***** STORED ROWS

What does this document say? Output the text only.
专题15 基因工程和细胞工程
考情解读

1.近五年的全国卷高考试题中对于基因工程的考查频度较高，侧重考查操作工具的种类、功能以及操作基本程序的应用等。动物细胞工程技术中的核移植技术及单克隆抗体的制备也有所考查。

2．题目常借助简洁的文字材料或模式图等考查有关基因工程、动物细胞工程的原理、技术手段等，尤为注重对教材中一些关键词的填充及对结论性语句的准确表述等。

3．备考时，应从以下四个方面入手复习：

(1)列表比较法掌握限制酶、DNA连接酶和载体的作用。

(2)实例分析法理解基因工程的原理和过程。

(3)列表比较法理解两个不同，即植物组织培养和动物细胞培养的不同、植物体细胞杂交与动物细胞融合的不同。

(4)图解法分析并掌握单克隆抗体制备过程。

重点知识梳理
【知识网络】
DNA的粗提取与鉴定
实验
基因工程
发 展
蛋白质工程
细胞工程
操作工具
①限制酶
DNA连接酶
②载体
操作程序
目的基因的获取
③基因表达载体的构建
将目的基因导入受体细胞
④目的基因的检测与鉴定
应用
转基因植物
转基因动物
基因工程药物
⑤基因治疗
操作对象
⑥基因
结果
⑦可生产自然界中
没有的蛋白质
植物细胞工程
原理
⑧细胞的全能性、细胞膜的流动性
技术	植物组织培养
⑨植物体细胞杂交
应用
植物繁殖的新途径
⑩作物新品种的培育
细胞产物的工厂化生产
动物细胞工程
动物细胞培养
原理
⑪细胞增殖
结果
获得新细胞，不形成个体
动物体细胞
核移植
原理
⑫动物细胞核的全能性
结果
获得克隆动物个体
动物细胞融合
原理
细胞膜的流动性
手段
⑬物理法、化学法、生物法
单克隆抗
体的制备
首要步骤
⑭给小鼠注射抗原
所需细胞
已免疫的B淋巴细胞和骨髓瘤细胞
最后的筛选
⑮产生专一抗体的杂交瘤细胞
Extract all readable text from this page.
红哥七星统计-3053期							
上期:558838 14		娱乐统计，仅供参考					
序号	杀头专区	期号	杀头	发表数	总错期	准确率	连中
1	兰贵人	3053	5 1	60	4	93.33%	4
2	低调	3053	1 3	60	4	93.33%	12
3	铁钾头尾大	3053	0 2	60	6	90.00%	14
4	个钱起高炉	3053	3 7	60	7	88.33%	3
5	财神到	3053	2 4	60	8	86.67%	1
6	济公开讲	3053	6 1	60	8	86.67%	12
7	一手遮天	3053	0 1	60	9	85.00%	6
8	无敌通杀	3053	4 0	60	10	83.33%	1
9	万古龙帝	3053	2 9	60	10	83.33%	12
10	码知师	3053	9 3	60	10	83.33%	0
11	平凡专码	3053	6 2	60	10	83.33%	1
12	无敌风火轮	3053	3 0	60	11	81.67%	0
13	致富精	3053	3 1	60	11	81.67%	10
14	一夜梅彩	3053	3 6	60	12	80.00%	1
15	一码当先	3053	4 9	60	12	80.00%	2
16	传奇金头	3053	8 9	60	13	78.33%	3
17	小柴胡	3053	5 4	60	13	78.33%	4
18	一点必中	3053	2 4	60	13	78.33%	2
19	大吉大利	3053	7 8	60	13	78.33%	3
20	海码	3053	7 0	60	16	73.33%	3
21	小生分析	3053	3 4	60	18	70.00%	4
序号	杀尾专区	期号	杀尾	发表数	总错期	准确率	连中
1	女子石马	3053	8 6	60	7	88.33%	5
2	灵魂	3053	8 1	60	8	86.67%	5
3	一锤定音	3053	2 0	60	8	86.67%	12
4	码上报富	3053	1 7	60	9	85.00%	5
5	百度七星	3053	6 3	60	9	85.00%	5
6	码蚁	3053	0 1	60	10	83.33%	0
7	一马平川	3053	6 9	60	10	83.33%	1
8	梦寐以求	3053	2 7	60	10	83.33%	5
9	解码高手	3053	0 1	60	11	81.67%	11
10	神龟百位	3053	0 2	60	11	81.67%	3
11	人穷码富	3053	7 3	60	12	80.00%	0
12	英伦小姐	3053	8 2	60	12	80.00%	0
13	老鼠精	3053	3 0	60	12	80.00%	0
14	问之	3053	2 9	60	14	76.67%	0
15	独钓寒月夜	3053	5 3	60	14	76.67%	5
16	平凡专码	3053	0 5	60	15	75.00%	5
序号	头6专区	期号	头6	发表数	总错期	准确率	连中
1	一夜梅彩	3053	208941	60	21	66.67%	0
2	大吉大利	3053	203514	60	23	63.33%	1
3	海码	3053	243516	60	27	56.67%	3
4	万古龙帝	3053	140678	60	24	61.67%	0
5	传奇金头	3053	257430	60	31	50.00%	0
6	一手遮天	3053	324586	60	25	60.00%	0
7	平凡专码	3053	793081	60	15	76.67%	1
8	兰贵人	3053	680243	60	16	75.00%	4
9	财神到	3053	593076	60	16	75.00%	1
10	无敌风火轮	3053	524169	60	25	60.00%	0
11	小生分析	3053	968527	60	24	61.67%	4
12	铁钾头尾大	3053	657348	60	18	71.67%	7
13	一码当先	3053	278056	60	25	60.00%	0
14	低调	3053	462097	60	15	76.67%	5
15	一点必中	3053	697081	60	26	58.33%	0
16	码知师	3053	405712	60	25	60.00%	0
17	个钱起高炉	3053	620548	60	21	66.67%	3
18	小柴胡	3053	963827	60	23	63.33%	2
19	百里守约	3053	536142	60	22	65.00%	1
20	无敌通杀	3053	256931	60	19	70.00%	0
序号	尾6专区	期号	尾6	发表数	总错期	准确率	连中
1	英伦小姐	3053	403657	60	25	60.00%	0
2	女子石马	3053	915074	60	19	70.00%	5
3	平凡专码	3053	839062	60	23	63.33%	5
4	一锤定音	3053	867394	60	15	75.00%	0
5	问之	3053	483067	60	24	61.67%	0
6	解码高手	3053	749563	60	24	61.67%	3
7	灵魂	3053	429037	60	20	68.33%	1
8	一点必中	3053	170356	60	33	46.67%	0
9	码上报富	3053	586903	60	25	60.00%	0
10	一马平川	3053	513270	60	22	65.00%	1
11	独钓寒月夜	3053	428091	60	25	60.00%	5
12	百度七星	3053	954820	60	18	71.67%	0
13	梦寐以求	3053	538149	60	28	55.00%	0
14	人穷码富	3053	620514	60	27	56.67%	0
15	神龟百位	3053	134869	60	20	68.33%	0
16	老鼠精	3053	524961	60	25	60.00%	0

**********

# PROBLEM REQUIREMENTS
Reproduce each entry word for word.

# RESULT OF THIS TASK
What does this document say? Output the text only.
专题15 基因工程和细胞工程
考情解读

1.近五年的全国卷高考试题中对于基因工程的考查频度较高，侧重考查操作工具的种类、功能以及操作基本程序的应用等。动物细胞工程技术中的核移植技术及单克隆抗体的制备也有所考查。

2．题目常借助简洁的文字材料或模式图等考查有关基因工程、动物细胞工程的原理、技术手段等，尤为注重对教材中一些关键词的填充及对结论性语句的准确表述等。

3．备考时，应从以下四个方面入手复习：

(1)列表比较法掌握限制酶、DNA连接酶和载体的作用。

(2)实例分析法理解基因工程的原理和过程。

(3)列表比较法理解两个不同，即植物组织培养和动物细胞培养的不同、植物体细胞杂交与动物细胞融合的不同。

(4)图解法分析并掌握单克隆抗体制备过程。

重点知识梳理
【知识网络】
DNA的粗提取与鉴定
实验
基因工程
发 展
蛋白质工程
细胞工程
操作工具
①限制酶
DNA连接酶
②载体
操作程序
目的基因的获取
③基因表达载体的构建
将目的基因导入受体细胞
④目的基因的检测与鉴定
应用
转基因植物
转基因动物
基因工程药物
⑤基因治疗
操作对象
⑥基因
结果
⑦可生产自然界中
没有的蛋白质
植物细胞工程
原理
⑧细胞的全能性、细胞膜的流动性
技术	植物组织培养
⑨植物体细胞杂交
应用
植物繁殖的新途径
⑩作物新品种的培育
细胞产物的工厂化生产
动物细胞工程
动物细胞培养
原理
⑪细胞增殖
结果
获得新细胞，不形成个体
动物体细胞
核移植
原理
⑫动物细胞核的全能性
结果
获得克隆动物个体
动物细胞融合
原理
细胞膜的流动性
手段
⑬物理法、化学法、生物法
单克隆抗
体的制备
首要步骤
⑭给小鼠注射抗原
所需细胞
已免疫的B淋巴细胞和骨髓瘤细胞
最后的筛选
⑮产生专一抗体的杂交瘤细胞
Extract all readable text from this page.
红哥七星统计-3053期							
上期:558838 14		娱乐统计，仅供参考					
序号	杀头专区	期号	杀头	发表数	总错期	准确率	连中
1	兰贵人	3053	5 1	60	4	93.33%	4
2	低调	3053	1 3	60	4	93.33%	12
3	铁钾头尾大	3053	0 2	60	6	90.00%	14
4	个钱起高炉	3053	3 7	60	7	88.33%	3
5	财神到	3053	2 4	60	8	86.67%	1
6	济公开讲	3053	6 1	60	8	86.67%	12
7	一手遮天	3053	0 1	60	9	85.00%	6
8	无敌通杀	3053	4 0	60	10	83.33%	1
9	万古龙帝	3053	2 9	60	10	83.33%	12
10	码知师	3053	9 3	60	10	83.33%	0
11	平凡专码	3053	6 2	60	10	83.33%	1
12	无敌风火轮	3053	3 0	60	11	81.67%	0
13	致富精	3053	3 1	60	11	81.67%	10
14	一夜梅彩	3053	3 6	60	12	80.00%	1
15	一码当先	3053	4 9	60	12	80.00%	2
16	传奇金头	3053	8 9	60	13	78.33%	3
17	小柴胡	3053	5 4	60	13	78.33%	4
18	一点必中	3053	2 4	60	13	78.33%	2
19	大吉大利	3053	7 8	60	13	78.33%	3
20	海码	3053	7 0	60	16	73.33%	3
21	小生分析	3053	3 4	60	18	70.00%	4
序号	杀尾专区	期号	杀尾	发表数	总错期	准确率	连中
1	女子石马	3053	8 6	60	7	88.33%	5
2	灵魂	3053	8 1	60	8	86.67%	5
3	一锤定音	3053	2 0	60	8	86.67%	12
4	码上报富	3053	1 7	60	9	85.00%	5
5	百度七星	3053	6 3	60	9	85.00%	5
6	码蚁	3053	0 1	60	10	83.33%	0
7	一马平川	3053	6 9	60	10	83.33%	1
8	梦寐以求	3053	2 7	60	10	83.33%	5
9	解码高手	3053	0 1	60	11	81.67%	11
10	神龟百位	3053	0 2	60	11	81.67%	3
11	人穷码富	3053	7 3	60	12	80.00%	0
12	英伦小姐	3053	8 2	60	12	80.00%	0
13	老鼠精	3053	3 0	60	12	80.00%	0
14	问之	3053	2 9	60	14	76.67%	0
15	独钓寒月夜	3053	5 3	60	14	76.67%	5
16	平凡专码	3053	0 5	60	15	75.00%	5
序号	头6专区	期号	头6	发表数	总错期	准确率	连中
1	一夜梅彩	3053	208941	60	21	66.67%	0
2	大吉大利	3053	203514	60	23	63.33%	1
3	海码	3053	243516	60	27	56.67%	3
4	万古龙帝	3053	140678	60	24	61.67%	0
5	传奇金头	3053	257430	60	31	50.00%	0
6	一手遮天	3053	324586	60	25	60.00%	0
7	平凡专码	3053	793081	60	15	76.67%	1
8	兰贵人	3053	680243	60	16	75.00%	4
9	财神到	3053	593076	60	16	75.00%	1
10	无敌风火轮	3053	524169	60	25	60.00%	0
11	小生分析	3053	968527	60	24	61.67%	4
12	铁钾头尾大	3053	657348	60	18	71.67%	7
13	一码当先	3053	278056	60	25	60.00%	0
14	低调	3053	462097	60	15	76.67%	5
15	一点必中	3053	697081	60	26	58.33%	0
16	码知师	3053	405712	60	25	60.00%	0
17	个钱起高炉	3053	620548	60	21	66.67%	3
18	小柴胡	3053	963827	60	23	63.33%	2
19	百里守约	3053	536142	60	22	65.00%	1
20	无敌通杀	3053	256931	60	19	70.00%	0
序号	尾6专区	期号	尾6	发表数	总错期	准确率	连中
1	英伦小姐	3053	403657	60	25	60.00%	0
2	女子石马	3053	915074	60	19	70.00%	5
3	平凡专码	3053	839062	60	23	63.33%	5
4	一锤定音	3053	867394	60	15	75.00%	0
5	问之	3053	483067	60	24	61.67%	0
6	解码高手	3053	749563	60	24	61.67%	3
7	灵魂	3053	429037	60	20	68.33%	1
8	一点必中	3053	170356	60	33	46.67%	0
9	码上报富	3053	586903	60	25	60.00%	0
10	一马平川	3053	513270	60	22	65.00%	1
11	独钓寒月夜	3053	428091	60	25	60.00%	5
12	百度七星	3053	954820	60	18	71.67%	0
13	梦寐以求	3053	538149	60	28	55.00%	0
14	人穷码富	3053	620514	60	27	56.67%	0
15	神龟百位	3053	134869	60	20	68.33%	0
16	老鼠精	3053	524961	60	25	60.00%	0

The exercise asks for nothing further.